_Excerpted records_
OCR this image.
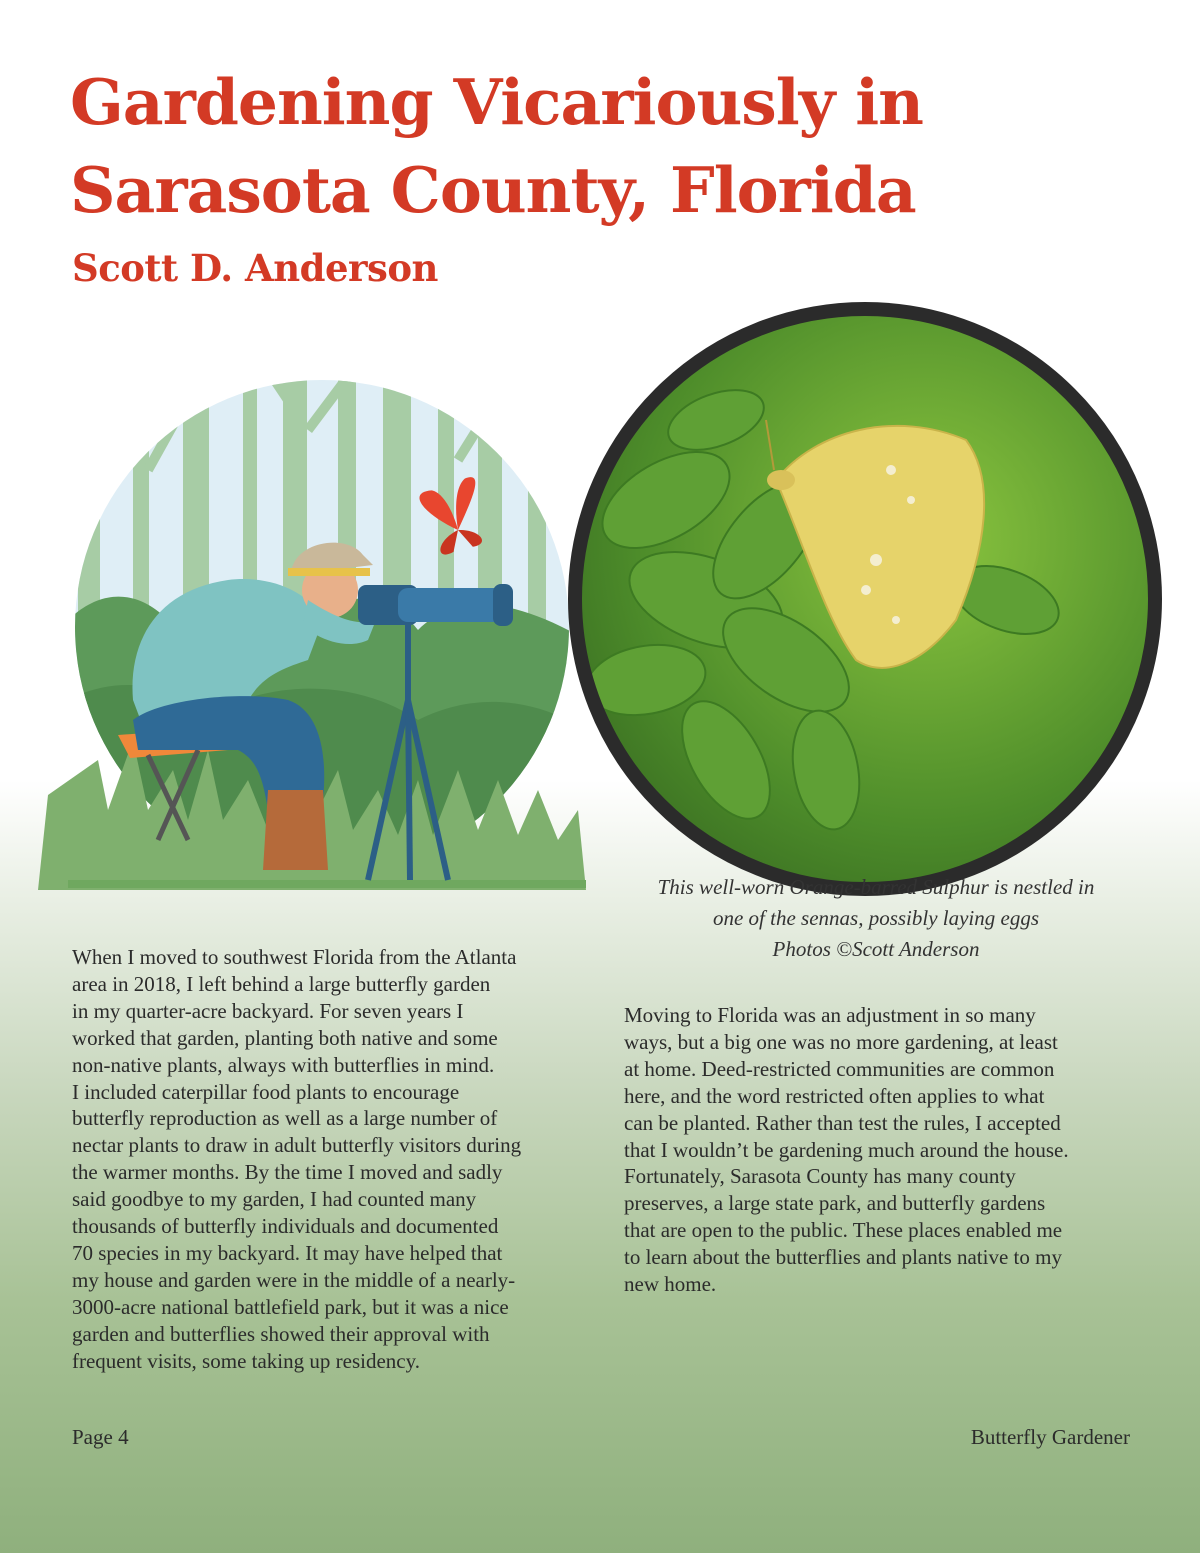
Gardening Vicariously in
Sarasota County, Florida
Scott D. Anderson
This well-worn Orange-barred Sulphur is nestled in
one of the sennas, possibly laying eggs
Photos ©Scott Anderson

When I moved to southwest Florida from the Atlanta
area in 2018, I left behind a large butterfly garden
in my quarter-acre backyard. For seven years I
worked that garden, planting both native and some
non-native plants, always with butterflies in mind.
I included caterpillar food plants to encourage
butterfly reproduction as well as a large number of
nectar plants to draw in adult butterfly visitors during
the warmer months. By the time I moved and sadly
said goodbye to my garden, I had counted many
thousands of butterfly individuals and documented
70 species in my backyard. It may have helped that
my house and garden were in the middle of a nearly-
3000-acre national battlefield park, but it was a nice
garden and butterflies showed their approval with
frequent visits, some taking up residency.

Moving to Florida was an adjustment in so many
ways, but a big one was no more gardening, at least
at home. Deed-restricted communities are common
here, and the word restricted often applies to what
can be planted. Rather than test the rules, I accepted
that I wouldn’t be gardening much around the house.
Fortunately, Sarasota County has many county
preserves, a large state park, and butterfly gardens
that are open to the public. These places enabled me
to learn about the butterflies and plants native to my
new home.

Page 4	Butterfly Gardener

_Task prompt_
Pictures stay out of the copy; please restate every record above exactly.

_Correct response_
OCR this image.
Gardening Vicariously in
Sarasota County, Florida
Scott D. Anderson
This well-worn Orange-barred Sulphur is nestled in
one of the sennas, possibly laying eggs
Photos ©Scott Anderson

When I moved to southwest Florida from the Atlanta
area in 2018, I left behind a large butterfly garden
in my quarter-acre backyard. For seven years I
worked that garden, planting both native and some
non-native plants, always with butterflies in mind.
I included caterpillar food plants to encourage
butterfly reproduction as well as a large number of
nectar plants to draw in adult butterfly visitors during
the warmer months. By the time I moved and sadly
said goodbye to my garden, I had counted many
thousands of butterfly individuals and documented
70 species in my backyard. It may have helped that
my house and garden were in the middle of a nearly-
3000-acre national battlefield park, but it was a nice
garden and butterflies showed their approval with
frequent visits, some taking up residency.

Moving to Florida was an adjustment in so many
ways, but a big one was no more gardening, at least
at home. Deed-restricted communities are common
here, and the word restricted often applies to what
can be planted. Rather than test the rules, I accepted
that I wouldn’t be gardening much around the house.
Fortunately, Sarasota County has many county
preserves, a large state park, and butterfly gardens
that are open to the public. These places enabled me
to learn about the butterflies and plants native to my
new home.

Page 4	Butterfly Gardener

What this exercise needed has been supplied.